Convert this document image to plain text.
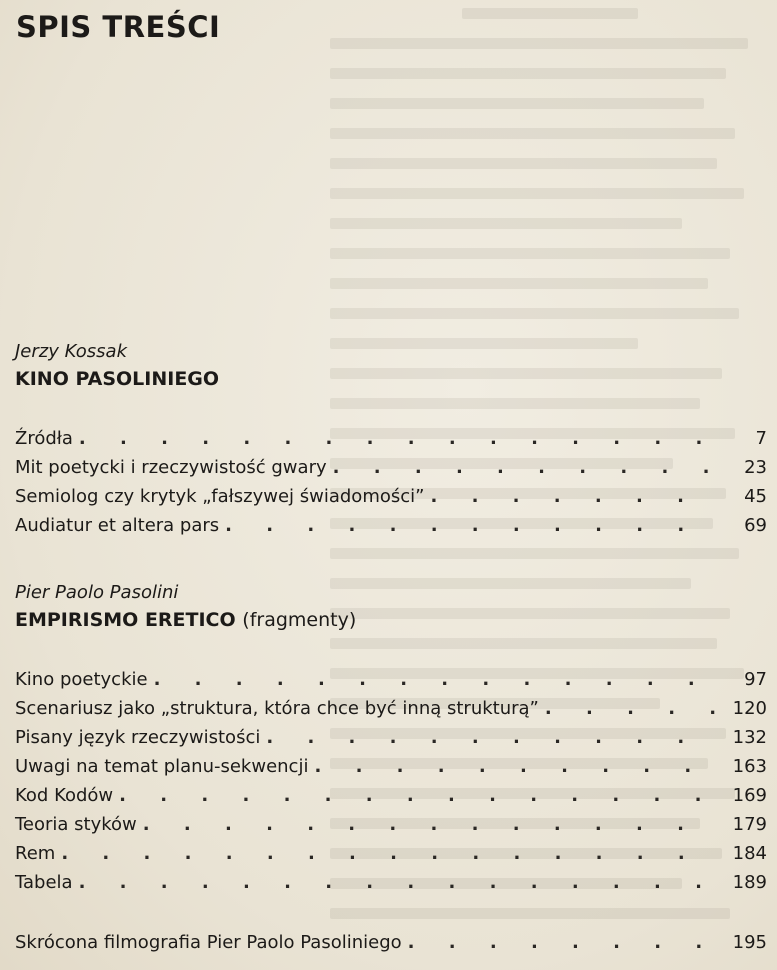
SPIS TREŚCI
Jerzy Kossak
KINO PASOLINIEGO
Źródła . . .	7
Mit poetycki i rzeczywistość gwary . . .	23
Semiolog czy krytyk „fałszywej świadomości” . . .	45
Audiatur et altera pars . . .	69
Pier Paolo Pasolini
EMPIRISMO ERETICO (fragmenty)
Kino poetyckie . . .	97
Scenariusz jako „struktura, która chce być inną strukturą” . . .	120
Pisany język rzeczywistości . . .	132
Uwagi na temat planu-sekwencji . . .	163
Kod Kodów . . .	169
Teoria styków . . .	179
Rem . . .	184
Tabela . . .	189
Skrócona filmografia Pier Paolo Pasoliniego . . .	195
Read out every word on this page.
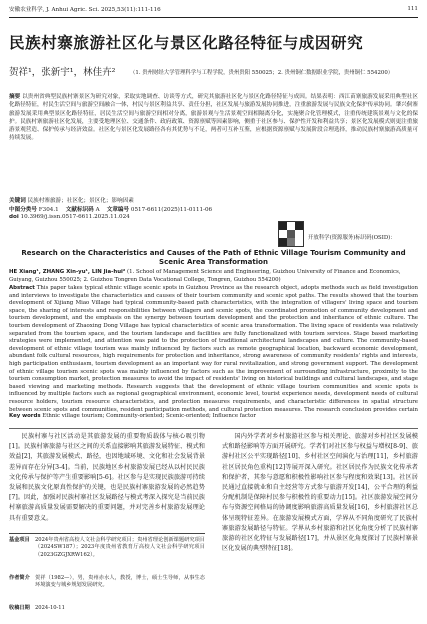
安徽农业科学, J. Anhui Agric. Sci. 2025,53(11):111-116	111
民族村寨旅游社区化与景区化路径特征与成因研究
贺祥¹，张新宇¹，林佳卉²	（1. 贵州财经大学管理科学与工程学院，贵州贵阳 550025；2. 贵州铜仁数据职业学院，贵州铜仁 554200）
摘要 以贵州省典型民族村寨景区为研究对象，采取实地调查、访谈等方式，研究其旅游社区化与景区化路径特征与成因。结果表明：西江苗寨旅游发展采用典型社区化路径特征，村民生活空间与旅游空间融合一体，村民与景区利益共享、责任分担，社区发展与旅游发展协同推进，注重旅游发展与民族文化保护传承协同。肇兴侗寨旅游发展采用典型景区化路径特征，居民生活空间与旅游空间相对分离，旅游景观与生活景观空间相隔离分化，实施聚合化管理模式，注重传统建筑景观与文化的保护。民族村寨旅游社区化发展，主要受地理区位、交通条件、政府政策、资源禀赋等因素影响，侧重于社区参与、保护性开发和利益共享；景区化发展模式则更注重旅游景观营造、保护传承与经济效益。社区化与景区化发展路径各有其优势与不足，两者可互补互鉴，应根据资源禀赋与发展阶段合理选择，推动民族村寨旅游高质量可持续发展。
关键词 民族村寨旅游；社区化；景区化；影响因素
中图分类号 F304.1 文献标识码 A 文章编号 0517-6611(2025)11-0111-06
doi 10.3969/j.issn.0517-6611.2025.11.024
开放科学(资源服务)标识码(OSID)：
Research on the Characteristics and Causes of the Path of Ethnic Village Tourism Community and Scenic Area Transformation
HE Xiang¹, ZHANG Xin-yu¹, LIN Jia-hui² (1. School of Management Science and Engineering, Guizhou University of Finance and Economics, Guiyang, Guizhou 550025; 2. Guizhou Tongren Data Vocational College, Tongren, Guizhou 554200)
Abstract This paper takes typical ethnic village scenic spots in Guizhou Province as the research object, adopts methods such as field investigation and interviews to investigate the characteristics and causes of their tourism community and scenic spot paths. The results showed that the tourism development of Xijiang Miao Village had typical community-based path characteristics, with the integration of villagers' living space and tourism space, the sharing of interests and responsibilities between villagers and scenic spots, the coordinated promotion of community development and tourism development, and the emphasis on the synergy between tourism development and the protection and inheritance of ethnic culture. The tourism development of Zhaoxing Dong Village has typical characteristics of scenic area transformation. The living space of residents was relatively separated from the tourism space, and the tourism landscape and facilities are fully functionalized with tourism services. Stage based marketing strategies were implemented, and attention was paid to the protection of traditional architectural landscapes and culture. The community-based development of ethnic village tourism was mainly influenced by factors such as remote geographical location, backward economic development, abundant folk cultural resources, high requirements for protection and inheritance, strong awareness of community residents' rights and interests, high participation enthusiasm, tourism development as an important way for rural revitalization, and strong government support. The development of ethnic village tourism scenic spots was mainly influenced by factors such as the improvement of surrounding infrastructure, proximity to the tourism consumption market, protection measures to avoid the impact of residents' living on historical buildings and cultural landscapes, and stage based viewing and marketing methods. Research suggests that the development of ethnic village tourism communities and scenic spots is influenced by multiple factors such as regional geographical environment, economic level, tourist experience needs, development needs of cultural resource holders, tourism resource characteristics, and protection measures requirements, and characteristic differences in spatial structure between scenic spots and communities, resident participation methods, and cultural protection measures. The research conclusion provides certain
Key words Ethnic village tourism; Community-oriented; Scenic-oriented; Influence factor
民族村寨与社区活动是其旅游发展的重要物质载体与核心吸引物[1]。民族村寨旅游与社区之间的关系直接影响其旅游发展特征、模式和效益[2]，其旅游发展模式、路径，也因地域环境、文化和社会发展背景差异而存在分异[3-4]。当前，民族地区乡村旅游发展已经从以村民民族文化传承与保护等产生重要影响[5-6]。社区参与是实现民族旅游可持续发展和民族文化原真性保护的关键，也是民族村寨旅游发展的必然趋势[7]。因此，加强对民族村寨社区发展路径与模式考深入探究是当前民族村寨旅游高质量发展需要解决的重要问题，并对完善乡村旅游发展理论具有重要意义。
国内外学者对乡村旅游社区参与相关理论、旅游对乡村社区发展模式和路径影响等方面开展研究。学者们对社区参与权益与增权[8-9]、旅游村社区公平实现路径[10]、乡村社区空间演化与治理[11]，乡村旅游社区居民角色重构[12]等展开深入研究。社区居民作为民族文化传承者和保护者，其参与意愿和积极性影响社区参与程度和效果[13]。社区居民通过直接就业和自主经营等方式参与旅游开发[14]，公平合理的利益分配机制是保障村民参与积极性的重要动力[15]。社区旅游发展空间分布与资源空间格局的协调度影响旅游高质量发展[16]，乡村旅游社区总体呈现特征差异。在旅游发展模式方面，学界从不同角度研究了民族村寨旅游发展路径与特征。学界从乡村旅游和社区化角度分析了民族村寨旅游的社区化特征与发展路径[17]，并从景区化角度探讨了民族村寨景区化发展的典型特征[18]。
基金项目	2024年贵州省高校人文社会科学研究项目；贵州省理论创新课题研究项目（2024SW187）；2023年度贵州省教育厅高校人文社会科学研究项目（2023GZGJXRW162）。
作者简介	贺祥（1982—），男，贵州赤水人，教授，博士，硕士生导师，从事生态环境演变与城乡规划发展研究。
收稿日期	2024-10-11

◆ ◆ ◆ ◆ ◆

### REQUIRED WORK
List the lines of the material in which the word "Paolo" occurs.

### EXPECTED OUTPUT
Pier Paolo Pasolini
Skrócona filmografia Pier Paolo Pasoliniego . . .	195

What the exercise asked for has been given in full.